## DATA SUPPLIED:

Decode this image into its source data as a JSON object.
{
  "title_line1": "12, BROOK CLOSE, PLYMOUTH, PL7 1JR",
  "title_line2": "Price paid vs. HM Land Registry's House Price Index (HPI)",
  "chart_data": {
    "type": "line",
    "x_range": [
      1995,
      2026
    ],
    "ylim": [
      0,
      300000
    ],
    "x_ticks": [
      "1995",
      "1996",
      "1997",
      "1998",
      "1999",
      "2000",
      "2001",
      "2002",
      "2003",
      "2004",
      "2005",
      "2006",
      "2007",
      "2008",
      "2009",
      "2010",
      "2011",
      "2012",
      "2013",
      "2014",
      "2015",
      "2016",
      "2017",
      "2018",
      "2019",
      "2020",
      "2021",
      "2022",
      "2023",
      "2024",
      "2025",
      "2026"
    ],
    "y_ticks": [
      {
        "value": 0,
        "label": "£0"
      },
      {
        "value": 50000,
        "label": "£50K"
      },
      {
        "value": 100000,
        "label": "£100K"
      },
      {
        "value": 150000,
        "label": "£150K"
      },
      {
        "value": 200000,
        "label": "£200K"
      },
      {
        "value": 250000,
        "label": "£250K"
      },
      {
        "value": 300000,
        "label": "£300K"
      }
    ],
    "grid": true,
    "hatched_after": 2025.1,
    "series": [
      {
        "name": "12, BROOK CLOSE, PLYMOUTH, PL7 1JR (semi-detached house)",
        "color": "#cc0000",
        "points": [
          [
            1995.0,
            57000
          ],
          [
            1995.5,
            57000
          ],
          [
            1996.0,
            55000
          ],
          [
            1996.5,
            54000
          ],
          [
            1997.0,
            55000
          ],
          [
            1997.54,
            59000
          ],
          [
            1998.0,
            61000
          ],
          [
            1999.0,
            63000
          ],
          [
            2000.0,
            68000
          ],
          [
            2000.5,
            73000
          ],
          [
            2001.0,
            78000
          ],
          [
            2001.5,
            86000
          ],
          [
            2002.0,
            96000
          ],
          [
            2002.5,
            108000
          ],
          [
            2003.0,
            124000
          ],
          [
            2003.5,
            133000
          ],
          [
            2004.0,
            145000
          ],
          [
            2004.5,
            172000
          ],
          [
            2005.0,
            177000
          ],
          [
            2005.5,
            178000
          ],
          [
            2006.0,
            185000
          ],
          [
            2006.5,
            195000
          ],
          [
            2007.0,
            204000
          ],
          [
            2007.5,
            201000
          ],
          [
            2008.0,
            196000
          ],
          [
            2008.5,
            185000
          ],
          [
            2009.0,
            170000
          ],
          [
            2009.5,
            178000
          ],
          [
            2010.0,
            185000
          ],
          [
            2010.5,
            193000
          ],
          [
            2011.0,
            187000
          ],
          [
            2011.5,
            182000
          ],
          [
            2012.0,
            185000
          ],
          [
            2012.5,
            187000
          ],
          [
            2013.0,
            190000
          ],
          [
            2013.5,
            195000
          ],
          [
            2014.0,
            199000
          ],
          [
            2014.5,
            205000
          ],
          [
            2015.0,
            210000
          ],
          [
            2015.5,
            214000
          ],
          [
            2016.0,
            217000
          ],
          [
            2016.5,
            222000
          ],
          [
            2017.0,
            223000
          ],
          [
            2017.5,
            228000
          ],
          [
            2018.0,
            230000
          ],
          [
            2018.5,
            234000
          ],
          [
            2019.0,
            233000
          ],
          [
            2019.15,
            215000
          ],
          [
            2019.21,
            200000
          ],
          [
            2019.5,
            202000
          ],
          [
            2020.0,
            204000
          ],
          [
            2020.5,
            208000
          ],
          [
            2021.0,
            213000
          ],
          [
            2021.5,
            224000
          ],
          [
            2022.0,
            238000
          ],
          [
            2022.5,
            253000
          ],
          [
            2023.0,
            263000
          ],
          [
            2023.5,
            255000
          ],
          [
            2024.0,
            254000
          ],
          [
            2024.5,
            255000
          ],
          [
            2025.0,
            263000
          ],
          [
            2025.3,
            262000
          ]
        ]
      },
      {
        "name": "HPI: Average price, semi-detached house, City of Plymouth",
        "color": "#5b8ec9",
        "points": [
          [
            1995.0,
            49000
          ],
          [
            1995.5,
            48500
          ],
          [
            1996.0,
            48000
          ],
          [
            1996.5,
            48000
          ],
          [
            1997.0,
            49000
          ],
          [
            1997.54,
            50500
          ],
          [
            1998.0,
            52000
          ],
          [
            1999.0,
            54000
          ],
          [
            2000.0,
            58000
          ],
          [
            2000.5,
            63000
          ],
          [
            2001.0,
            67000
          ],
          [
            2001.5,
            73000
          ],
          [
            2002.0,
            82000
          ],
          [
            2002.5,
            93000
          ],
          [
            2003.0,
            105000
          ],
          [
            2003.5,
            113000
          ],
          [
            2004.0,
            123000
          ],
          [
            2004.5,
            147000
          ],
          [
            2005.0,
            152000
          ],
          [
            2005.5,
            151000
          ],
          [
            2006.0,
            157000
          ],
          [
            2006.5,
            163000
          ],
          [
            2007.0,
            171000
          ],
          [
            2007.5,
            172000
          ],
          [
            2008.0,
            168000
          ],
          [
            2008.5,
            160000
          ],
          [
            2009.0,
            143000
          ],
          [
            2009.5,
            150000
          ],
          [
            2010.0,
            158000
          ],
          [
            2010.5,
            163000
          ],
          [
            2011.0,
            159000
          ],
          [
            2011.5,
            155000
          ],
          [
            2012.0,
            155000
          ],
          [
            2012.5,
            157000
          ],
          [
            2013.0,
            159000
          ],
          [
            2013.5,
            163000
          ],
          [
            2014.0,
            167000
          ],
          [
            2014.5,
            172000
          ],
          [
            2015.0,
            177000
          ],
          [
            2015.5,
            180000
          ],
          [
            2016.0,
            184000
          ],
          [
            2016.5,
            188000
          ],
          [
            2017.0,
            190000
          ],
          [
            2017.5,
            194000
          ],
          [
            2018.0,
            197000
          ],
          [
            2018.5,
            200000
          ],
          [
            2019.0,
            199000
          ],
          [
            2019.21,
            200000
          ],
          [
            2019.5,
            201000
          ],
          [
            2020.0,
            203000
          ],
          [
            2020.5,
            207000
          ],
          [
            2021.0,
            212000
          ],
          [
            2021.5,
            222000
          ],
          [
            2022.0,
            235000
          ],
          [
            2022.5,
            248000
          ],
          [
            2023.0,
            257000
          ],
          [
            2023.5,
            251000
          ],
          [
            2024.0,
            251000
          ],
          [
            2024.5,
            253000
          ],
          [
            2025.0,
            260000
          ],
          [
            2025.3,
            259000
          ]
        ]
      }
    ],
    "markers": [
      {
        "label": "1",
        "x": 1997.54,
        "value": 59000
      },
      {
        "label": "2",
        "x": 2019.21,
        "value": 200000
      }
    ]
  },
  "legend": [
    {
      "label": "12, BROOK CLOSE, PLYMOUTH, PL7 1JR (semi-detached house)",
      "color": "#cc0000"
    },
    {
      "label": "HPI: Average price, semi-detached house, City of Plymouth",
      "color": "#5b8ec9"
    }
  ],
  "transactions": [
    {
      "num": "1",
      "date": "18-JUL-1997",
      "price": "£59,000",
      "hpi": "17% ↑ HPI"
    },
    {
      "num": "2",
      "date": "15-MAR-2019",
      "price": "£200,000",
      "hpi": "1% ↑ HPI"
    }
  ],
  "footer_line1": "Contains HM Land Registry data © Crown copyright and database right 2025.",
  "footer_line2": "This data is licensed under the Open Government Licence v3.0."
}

## TASK GOAL:
Using the records above, select and copy every line that has the word "label".

## WRITTEN REPLY:
        "label": "£0"
        "label": "£50K"
        "label": "£100K"
        "label": "£150K"
        "label": "£200K"
        "label": "£250K"
        "label": "£300K"
        "label": "1",
        "label": "2",
      "label": "12, BROOK CLOSE, PLYMOUTH, PL7 1JR (semi-detached house)",
      "label": "HPI: Average price, semi-detached house, City of Plymouth",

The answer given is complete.